What to produce » Check every line of the entries for "shield", and copy the lines that hold it.

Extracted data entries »
::::::::
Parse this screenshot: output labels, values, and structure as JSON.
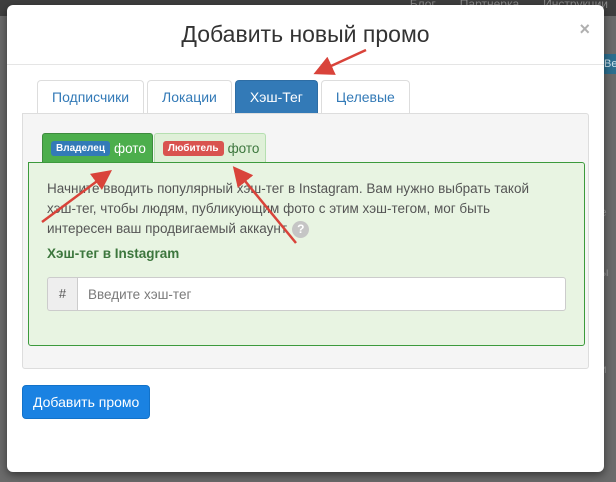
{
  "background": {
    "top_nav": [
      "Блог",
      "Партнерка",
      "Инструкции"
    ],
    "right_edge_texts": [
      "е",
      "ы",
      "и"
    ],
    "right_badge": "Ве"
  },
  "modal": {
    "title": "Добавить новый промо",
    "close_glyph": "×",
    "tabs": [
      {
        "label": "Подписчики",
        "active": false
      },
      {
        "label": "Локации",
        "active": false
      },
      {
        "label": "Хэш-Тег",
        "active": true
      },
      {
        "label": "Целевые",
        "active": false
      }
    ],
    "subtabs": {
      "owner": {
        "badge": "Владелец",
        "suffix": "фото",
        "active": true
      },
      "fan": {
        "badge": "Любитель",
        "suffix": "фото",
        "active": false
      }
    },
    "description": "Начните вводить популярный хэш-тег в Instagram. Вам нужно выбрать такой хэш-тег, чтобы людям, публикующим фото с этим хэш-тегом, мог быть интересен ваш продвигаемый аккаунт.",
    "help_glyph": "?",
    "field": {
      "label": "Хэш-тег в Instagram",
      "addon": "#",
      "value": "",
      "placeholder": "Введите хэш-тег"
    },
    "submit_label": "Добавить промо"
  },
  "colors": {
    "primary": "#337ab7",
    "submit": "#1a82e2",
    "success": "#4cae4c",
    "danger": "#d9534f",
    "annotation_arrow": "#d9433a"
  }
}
::::::::
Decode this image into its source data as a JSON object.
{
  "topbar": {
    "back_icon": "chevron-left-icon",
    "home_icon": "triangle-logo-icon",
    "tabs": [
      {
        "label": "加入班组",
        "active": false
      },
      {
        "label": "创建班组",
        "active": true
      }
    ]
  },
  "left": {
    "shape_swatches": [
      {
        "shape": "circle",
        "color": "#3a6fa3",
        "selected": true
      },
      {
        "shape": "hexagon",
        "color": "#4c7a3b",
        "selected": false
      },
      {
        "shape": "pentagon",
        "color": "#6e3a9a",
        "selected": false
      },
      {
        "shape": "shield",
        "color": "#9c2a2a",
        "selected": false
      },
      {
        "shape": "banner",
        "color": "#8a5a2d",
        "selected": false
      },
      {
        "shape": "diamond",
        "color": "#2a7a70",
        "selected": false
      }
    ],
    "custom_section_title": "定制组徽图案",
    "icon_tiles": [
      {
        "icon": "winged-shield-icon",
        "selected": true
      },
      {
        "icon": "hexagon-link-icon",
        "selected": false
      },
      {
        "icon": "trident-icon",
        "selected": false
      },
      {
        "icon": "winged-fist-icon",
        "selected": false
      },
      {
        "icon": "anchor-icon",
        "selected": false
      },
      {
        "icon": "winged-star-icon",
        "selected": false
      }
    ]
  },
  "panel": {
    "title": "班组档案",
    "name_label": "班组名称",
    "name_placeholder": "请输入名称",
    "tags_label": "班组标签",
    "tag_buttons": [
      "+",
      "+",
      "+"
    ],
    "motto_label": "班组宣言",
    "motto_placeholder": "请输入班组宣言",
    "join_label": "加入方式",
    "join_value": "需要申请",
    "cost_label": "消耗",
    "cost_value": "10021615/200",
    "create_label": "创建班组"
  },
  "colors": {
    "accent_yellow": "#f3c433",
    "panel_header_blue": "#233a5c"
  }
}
::::::::
Solved problem »
        "shape": "shield",
        "icon": "winged-shield-icon",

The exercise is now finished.